### WRITTEN PROBLEM
Reproduce all of the data exactly.

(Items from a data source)

====

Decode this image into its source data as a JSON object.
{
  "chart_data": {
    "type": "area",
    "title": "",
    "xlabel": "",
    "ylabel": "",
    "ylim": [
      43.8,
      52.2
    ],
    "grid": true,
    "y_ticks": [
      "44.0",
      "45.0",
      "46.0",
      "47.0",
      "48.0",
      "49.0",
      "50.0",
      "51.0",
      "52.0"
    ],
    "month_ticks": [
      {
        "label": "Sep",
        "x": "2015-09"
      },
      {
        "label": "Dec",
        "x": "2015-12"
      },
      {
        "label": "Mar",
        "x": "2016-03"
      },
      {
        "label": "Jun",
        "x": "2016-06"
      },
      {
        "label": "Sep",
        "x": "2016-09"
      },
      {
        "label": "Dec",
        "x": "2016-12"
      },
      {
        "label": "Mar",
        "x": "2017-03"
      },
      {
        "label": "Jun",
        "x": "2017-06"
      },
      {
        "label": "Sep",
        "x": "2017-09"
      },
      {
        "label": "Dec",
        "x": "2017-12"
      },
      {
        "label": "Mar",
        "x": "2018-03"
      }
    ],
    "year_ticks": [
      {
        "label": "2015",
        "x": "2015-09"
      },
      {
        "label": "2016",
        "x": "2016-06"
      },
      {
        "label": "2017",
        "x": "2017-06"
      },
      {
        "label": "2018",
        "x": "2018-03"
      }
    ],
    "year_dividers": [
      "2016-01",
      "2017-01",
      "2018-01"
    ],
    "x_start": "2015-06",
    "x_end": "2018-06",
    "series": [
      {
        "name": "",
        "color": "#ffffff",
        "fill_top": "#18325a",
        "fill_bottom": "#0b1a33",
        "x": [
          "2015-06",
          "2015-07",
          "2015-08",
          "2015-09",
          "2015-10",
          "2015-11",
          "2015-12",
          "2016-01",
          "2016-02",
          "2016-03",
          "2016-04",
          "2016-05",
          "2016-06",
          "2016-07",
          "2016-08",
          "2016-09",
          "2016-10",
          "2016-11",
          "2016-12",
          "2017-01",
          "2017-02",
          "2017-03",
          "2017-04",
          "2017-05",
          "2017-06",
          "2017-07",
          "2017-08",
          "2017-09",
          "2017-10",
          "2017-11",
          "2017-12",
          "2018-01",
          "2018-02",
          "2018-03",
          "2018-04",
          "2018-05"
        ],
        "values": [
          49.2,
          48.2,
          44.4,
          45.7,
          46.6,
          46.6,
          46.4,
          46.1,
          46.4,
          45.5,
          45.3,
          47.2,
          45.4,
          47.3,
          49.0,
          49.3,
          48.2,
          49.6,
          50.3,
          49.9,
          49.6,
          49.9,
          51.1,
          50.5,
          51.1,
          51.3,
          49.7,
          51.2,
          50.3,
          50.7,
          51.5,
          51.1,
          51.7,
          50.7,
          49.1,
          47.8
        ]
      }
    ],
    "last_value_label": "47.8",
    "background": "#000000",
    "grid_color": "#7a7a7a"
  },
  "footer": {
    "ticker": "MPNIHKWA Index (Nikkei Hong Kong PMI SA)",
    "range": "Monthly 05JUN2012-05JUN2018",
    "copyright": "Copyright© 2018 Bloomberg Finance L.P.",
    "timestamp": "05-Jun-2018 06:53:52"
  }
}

====

### WRITTEN RESPONSE
Decode this image into its source data as a JSON object.
{
  "chart_data": {
    "type": "area",
    "title": "",
    "xlabel": "",
    "ylabel": "",
    "ylim": [
      43.8,
      52.2
    ],
    "grid": true,
    "y_ticks": [
      "44.0",
      "45.0",
      "46.0",
      "47.0",
      "48.0",
      "49.0",
      "50.0",
      "51.0",
      "52.0"
    ],
    "month_ticks": [
      {
        "label": "Sep",
        "x": "2015-09"
      },
      {
        "label": "Dec",
        "x": "2015-12"
      },
      {
        "label": "Mar",
        "x": "2016-03"
      },
      {
        "label": "Jun",
        "x": "2016-06"
      },
      {
        "label": "Sep",
        "x": "2016-09"
      },
      {
        "label": "Dec",
        "x": "2016-12"
      },
      {
        "label": "Mar",
        "x": "2017-03"
      },
      {
        "label": "Jun",
        "x": "2017-06"
      },
      {
        "label": "Sep",
        "x": "2017-09"
      },
      {
        "label": "Dec",
        "x": "2017-12"
      },
      {
        "label": "Mar",
        "x": "2018-03"
      }
    ],
    "year_ticks": [
      {
        "label": "2015",
        "x": "2015-09"
      },
      {
        "label": "2016",
        "x": "2016-06"
      },
      {
        "label": "2017",
        "x": "2017-06"
      },
      {
        "label": "2018",
        "x": "2018-03"
      }
    ],
    "year_dividers": [
      "2016-01",
      "2017-01",
      "2018-01"
    ],
    "x_start": "2015-06",
    "x_end": "2018-06",
    "series": [
      {
        "name": "",
        "color": "#ffffff",
        "fill_top": "#18325a",
        "fill_bottom": "#0b1a33",
        "x": [
          "2015-06",
          "2015-07",
          "2015-08",
          "2015-09",
          "2015-10",
          "2015-11",
          "2015-12",
          "2016-01",
          "2016-02",
          "2016-03",
          "2016-04",
          "2016-05",
          "2016-06",
          "2016-07",
          "2016-08",
          "2016-09",
          "2016-10",
          "2016-11",
          "2016-12",
          "2017-01",
          "2017-02",
          "2017-03",
          "2017-04",
          "2017-05",
          "2017-06",
          "2017-07",
          "2017-08",
          "2017-09",
          "2017-10",
          "2017-11",
          "2017-12",
          "2018-01",
          "2018-02",
          "2018-03",
          "2018-04",
          "2018-05"
        ],
        "values": [
          49.2,
          48.2,
          44.4,
          45.7,
          46.6,
          46.6,
          46.4,
          46.1,
          46.4,
          45.5,
          45.3,
          47.2,
          45.4,
          47.3,
          49.0,
          49.3,
          48.2,
          49.6,
          50.3,
          49.9,
          49.6,
          49.9,
          51.1,
          50.5,
          51.1,
          51.3,
          49.7,
          51.2,
          50.3,
          50.7,
          51.5,
          51.1,
          51.7,
          50.7,
          49.1,
          47.8
        ]
      }
    ],
    "last_value_label": "47.8",
    "background": "#000000",
    "grid_color": "#7a7a7a"
  },
  "footer": {
    "ticker": "MPNIHKWA Index (Nikkei Hong Kong PMI SA)",
    "range": "Monthly 05JUN2012-05JUN2018",
    "copyright": "Copyright© 2018 Bloomberg Finance L.P.",
    "timestamp": "05-Jun-2018 06:53:52"
  }
}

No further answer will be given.